- [PROBLEM TO SOLVE]: Work out the number of lines containing "this". Give that number alone.

- [Dataset rows]:
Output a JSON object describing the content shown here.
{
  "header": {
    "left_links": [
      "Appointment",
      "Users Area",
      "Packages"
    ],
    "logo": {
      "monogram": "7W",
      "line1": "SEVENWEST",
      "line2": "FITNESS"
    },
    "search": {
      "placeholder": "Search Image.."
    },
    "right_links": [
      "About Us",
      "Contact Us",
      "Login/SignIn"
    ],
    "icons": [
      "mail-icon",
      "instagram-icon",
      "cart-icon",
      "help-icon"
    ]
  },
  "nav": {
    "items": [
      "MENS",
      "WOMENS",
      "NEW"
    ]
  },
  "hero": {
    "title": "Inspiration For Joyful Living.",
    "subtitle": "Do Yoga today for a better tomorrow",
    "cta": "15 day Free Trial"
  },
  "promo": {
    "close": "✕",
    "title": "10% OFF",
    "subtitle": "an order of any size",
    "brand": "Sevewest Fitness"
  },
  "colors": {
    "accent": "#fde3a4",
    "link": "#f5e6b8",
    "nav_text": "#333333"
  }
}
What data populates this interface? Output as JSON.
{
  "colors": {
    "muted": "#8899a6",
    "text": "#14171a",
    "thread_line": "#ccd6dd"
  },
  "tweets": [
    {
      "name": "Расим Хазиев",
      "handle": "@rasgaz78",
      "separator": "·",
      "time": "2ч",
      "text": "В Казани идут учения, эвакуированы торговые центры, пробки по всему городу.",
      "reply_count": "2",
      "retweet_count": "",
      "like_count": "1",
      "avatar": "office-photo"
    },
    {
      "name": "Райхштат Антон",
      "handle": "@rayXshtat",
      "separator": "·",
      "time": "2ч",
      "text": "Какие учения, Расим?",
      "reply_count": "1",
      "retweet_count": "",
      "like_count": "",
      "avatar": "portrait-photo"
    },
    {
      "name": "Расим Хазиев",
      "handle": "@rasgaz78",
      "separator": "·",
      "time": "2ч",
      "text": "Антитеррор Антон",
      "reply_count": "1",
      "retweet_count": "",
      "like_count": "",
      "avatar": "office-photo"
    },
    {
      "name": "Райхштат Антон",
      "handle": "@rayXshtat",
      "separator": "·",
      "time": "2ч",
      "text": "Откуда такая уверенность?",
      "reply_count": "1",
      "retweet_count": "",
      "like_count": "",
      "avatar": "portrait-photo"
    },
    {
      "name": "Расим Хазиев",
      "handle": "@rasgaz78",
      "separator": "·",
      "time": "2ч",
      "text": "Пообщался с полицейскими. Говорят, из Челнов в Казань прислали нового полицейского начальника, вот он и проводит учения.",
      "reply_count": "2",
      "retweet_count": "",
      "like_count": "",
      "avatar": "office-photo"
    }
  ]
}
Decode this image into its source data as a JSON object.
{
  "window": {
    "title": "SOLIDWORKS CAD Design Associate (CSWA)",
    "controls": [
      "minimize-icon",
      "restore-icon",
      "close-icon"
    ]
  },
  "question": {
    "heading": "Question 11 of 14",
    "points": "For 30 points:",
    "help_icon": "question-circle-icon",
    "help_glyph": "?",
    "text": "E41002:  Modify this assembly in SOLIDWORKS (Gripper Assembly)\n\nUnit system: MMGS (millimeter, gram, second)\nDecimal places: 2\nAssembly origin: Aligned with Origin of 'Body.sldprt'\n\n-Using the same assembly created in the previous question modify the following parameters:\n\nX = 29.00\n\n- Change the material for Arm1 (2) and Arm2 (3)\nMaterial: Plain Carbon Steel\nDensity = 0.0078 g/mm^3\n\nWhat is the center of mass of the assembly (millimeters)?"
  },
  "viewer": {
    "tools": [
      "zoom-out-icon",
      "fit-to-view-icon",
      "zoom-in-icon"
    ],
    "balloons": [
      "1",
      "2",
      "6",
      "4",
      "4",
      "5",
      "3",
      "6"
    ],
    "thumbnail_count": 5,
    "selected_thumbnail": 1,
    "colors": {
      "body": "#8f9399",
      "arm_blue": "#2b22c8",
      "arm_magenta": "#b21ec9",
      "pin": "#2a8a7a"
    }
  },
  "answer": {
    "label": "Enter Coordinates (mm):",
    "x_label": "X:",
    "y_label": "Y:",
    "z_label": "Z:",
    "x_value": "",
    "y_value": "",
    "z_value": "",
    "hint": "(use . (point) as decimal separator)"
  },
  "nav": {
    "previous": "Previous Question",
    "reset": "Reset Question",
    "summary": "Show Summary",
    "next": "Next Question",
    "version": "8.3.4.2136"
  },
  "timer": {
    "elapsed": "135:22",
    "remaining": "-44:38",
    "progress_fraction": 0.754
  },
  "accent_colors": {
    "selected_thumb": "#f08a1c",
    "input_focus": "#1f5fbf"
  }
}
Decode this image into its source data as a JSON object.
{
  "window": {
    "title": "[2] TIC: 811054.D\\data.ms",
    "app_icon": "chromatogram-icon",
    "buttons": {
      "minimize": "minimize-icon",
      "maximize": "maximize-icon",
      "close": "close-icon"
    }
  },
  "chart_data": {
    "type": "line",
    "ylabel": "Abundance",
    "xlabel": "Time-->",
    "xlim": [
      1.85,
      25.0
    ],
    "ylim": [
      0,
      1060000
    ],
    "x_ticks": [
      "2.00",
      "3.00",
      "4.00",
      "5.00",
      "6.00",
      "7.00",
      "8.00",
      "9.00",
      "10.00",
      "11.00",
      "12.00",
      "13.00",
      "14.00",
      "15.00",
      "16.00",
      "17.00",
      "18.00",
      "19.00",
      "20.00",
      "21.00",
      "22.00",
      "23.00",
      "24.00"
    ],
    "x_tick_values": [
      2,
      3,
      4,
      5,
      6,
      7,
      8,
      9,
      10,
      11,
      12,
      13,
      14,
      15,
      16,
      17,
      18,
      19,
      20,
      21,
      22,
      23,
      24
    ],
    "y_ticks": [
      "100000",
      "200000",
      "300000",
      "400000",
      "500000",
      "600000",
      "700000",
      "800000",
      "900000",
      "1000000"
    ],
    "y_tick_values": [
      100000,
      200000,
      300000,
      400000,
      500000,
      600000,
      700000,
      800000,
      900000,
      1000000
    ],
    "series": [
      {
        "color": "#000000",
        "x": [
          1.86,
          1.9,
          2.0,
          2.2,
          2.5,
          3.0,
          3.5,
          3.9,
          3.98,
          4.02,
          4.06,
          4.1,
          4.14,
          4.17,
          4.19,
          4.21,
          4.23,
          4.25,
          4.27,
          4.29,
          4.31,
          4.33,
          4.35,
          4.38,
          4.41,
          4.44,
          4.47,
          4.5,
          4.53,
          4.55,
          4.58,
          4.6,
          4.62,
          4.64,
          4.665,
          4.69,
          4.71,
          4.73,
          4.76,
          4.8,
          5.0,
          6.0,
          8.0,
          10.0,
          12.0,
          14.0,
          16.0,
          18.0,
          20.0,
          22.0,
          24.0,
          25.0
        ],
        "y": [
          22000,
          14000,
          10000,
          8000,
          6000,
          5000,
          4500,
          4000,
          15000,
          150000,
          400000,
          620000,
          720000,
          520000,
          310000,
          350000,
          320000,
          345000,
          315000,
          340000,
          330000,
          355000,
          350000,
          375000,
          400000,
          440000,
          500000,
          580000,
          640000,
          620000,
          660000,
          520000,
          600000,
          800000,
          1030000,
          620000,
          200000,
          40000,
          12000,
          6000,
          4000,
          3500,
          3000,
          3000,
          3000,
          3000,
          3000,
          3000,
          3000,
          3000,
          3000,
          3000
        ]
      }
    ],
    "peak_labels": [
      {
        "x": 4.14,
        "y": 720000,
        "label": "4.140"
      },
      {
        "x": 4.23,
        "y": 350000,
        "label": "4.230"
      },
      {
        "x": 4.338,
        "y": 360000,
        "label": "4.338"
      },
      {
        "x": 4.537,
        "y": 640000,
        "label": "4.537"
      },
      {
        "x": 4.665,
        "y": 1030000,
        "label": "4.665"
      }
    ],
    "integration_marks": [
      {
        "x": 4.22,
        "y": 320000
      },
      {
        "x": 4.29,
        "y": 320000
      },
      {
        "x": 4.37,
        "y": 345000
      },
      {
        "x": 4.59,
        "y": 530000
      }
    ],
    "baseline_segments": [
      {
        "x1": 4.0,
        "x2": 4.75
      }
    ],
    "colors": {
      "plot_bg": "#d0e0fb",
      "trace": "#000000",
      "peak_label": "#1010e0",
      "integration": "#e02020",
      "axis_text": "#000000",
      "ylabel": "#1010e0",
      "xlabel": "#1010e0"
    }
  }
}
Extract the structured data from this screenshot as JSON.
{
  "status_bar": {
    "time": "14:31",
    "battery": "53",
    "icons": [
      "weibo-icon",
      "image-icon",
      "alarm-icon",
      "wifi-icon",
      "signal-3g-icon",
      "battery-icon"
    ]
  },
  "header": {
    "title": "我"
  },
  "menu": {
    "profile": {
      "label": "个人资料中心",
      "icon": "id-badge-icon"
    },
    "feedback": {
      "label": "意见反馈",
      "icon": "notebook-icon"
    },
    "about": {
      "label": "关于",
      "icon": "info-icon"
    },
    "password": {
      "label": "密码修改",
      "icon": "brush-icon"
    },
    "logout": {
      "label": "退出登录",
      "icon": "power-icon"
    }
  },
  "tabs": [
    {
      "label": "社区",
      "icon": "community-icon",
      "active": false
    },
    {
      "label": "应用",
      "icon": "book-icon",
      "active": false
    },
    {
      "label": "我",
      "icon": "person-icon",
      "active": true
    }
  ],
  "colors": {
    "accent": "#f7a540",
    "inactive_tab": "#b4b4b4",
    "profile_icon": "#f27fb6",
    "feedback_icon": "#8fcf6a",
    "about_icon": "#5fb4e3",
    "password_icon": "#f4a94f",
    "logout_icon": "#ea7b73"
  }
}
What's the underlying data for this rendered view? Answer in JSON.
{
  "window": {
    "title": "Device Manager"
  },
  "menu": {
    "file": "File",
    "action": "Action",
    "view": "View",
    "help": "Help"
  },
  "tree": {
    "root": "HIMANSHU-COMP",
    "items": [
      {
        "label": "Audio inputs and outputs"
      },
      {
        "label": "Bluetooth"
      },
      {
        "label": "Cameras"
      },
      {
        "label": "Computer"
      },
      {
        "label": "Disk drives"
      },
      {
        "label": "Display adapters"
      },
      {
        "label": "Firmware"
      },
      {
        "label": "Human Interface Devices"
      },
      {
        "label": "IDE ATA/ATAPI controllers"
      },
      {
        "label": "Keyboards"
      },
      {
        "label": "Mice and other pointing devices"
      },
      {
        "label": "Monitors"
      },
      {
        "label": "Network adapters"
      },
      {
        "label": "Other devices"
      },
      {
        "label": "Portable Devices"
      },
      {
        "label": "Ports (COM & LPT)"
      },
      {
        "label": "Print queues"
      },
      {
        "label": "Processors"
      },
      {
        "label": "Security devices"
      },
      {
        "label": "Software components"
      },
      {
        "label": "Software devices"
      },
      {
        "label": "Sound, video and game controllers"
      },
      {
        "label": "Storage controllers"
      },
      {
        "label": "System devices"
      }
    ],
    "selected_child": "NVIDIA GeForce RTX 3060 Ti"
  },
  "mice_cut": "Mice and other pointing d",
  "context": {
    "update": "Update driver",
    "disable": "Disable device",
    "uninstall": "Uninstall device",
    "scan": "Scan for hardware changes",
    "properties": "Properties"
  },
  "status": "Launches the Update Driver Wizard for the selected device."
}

- [WRITTEN SOLUTION]: 6